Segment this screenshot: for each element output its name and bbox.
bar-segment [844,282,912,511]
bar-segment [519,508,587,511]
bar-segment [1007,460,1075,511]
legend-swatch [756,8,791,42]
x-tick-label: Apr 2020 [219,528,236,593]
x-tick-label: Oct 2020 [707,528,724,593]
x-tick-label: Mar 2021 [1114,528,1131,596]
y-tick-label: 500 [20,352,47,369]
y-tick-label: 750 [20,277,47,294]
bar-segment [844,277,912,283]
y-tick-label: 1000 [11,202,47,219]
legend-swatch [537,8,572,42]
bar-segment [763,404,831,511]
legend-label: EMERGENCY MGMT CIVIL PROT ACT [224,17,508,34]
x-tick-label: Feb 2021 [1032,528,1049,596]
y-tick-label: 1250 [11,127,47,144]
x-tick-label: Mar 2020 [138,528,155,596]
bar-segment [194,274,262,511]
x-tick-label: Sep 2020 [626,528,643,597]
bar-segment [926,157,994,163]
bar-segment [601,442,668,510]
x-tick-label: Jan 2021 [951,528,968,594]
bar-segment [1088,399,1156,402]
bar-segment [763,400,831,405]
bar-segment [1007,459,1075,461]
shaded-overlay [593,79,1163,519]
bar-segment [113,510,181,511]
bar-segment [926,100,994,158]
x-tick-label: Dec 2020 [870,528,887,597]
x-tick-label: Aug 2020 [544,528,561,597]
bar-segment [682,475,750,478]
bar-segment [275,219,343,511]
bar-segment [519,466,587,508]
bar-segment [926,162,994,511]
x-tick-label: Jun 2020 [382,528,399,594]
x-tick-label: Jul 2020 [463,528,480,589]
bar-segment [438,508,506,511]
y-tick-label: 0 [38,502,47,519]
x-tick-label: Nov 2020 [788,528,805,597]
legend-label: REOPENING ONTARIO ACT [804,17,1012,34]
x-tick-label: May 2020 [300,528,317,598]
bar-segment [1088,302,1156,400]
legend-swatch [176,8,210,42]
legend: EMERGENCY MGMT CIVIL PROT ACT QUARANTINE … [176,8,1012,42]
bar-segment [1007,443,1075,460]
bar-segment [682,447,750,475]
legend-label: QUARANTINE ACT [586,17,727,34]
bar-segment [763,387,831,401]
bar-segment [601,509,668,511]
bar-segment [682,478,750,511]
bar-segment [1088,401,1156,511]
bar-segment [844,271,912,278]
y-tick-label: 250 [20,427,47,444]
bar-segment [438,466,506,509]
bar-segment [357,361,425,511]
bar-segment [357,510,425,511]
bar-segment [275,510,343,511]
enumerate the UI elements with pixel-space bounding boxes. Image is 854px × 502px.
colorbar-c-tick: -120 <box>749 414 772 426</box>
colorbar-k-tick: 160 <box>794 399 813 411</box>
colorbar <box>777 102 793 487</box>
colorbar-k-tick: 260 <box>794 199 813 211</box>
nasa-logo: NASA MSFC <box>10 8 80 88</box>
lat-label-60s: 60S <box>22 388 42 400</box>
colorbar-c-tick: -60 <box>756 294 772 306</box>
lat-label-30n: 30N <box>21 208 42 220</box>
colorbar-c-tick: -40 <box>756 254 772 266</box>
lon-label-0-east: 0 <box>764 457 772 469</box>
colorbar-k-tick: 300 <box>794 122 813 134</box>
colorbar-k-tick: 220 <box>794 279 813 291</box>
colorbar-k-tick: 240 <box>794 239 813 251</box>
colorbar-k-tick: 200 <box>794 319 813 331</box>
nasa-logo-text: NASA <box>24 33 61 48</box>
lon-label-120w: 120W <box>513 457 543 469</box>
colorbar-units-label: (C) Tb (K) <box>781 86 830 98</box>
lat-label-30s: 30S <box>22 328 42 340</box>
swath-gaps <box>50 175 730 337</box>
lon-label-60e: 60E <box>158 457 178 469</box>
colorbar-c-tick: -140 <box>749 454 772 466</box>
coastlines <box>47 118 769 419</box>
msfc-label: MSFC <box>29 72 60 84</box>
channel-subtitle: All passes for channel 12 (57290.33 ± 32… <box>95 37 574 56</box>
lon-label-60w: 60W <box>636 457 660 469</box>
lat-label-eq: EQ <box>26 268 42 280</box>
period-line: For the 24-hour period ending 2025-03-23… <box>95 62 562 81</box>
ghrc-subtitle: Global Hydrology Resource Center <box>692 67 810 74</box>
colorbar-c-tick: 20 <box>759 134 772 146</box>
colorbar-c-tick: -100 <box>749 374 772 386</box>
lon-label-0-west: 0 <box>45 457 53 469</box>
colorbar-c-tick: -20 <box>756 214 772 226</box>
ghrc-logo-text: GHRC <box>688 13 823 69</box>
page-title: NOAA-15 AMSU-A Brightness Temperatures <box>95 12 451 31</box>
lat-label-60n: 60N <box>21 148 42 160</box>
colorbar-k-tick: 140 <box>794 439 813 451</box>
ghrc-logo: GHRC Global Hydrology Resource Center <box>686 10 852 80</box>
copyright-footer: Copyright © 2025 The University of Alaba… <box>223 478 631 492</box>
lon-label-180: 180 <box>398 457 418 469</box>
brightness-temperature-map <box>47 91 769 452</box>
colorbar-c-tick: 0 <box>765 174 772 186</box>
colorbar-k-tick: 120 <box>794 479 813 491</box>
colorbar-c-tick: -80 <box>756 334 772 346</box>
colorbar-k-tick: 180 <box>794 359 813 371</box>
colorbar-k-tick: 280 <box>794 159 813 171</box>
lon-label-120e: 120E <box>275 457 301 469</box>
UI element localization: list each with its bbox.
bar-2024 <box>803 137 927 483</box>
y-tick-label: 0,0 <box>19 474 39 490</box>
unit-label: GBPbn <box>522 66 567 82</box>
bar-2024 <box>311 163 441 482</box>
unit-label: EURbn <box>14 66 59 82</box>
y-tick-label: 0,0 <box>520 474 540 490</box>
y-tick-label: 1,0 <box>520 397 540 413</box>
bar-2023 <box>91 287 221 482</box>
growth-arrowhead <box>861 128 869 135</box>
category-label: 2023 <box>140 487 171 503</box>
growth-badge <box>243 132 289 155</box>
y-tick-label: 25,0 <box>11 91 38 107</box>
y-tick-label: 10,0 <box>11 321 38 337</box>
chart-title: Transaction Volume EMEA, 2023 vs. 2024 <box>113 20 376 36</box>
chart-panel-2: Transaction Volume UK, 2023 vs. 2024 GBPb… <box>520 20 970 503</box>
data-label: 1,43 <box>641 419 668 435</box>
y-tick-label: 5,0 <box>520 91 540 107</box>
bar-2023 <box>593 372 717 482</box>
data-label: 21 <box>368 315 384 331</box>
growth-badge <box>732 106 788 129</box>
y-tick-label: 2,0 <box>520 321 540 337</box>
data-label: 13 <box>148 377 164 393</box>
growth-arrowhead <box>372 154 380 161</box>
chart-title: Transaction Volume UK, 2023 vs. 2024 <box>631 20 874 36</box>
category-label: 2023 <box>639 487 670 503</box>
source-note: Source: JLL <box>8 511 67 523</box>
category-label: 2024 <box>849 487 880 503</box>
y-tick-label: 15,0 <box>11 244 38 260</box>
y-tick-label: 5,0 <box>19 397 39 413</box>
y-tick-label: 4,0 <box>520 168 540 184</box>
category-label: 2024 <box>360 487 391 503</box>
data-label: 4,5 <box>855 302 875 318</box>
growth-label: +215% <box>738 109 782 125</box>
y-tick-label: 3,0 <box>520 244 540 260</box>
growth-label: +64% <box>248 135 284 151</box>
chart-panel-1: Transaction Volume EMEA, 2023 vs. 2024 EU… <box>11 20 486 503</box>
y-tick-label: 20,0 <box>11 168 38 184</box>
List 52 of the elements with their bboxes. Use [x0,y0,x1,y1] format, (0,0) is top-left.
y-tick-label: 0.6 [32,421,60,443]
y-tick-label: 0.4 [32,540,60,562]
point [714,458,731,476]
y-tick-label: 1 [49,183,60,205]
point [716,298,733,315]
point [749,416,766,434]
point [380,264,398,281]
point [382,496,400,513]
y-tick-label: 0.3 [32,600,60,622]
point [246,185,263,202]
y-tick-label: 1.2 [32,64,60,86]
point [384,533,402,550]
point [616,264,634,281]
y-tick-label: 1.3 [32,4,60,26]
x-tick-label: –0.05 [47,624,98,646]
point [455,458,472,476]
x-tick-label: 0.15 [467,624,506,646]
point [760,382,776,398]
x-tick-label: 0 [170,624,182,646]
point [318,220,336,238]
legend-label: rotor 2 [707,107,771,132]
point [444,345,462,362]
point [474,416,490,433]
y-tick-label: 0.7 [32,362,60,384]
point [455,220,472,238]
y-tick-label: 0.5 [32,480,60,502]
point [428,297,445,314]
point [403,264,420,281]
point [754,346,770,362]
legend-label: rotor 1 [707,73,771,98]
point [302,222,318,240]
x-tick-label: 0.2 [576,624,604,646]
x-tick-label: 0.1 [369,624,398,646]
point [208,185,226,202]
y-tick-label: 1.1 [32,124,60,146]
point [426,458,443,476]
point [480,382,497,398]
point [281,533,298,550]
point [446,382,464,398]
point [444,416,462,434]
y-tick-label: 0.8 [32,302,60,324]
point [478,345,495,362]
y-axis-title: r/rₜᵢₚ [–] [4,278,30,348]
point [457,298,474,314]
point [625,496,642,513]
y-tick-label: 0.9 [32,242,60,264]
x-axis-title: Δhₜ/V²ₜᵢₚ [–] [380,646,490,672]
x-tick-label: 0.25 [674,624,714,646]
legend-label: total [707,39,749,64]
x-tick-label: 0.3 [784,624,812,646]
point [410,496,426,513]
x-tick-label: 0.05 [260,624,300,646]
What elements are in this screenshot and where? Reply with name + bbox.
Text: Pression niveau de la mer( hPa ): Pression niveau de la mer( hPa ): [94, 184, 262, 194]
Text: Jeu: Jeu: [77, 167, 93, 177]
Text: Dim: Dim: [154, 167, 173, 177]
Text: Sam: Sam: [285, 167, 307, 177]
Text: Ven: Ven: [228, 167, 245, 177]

....................

**OBJECTIVE:**
How many rows above contain the string "EMEA"? Give only the number.

**TASK OUTPUT:**
2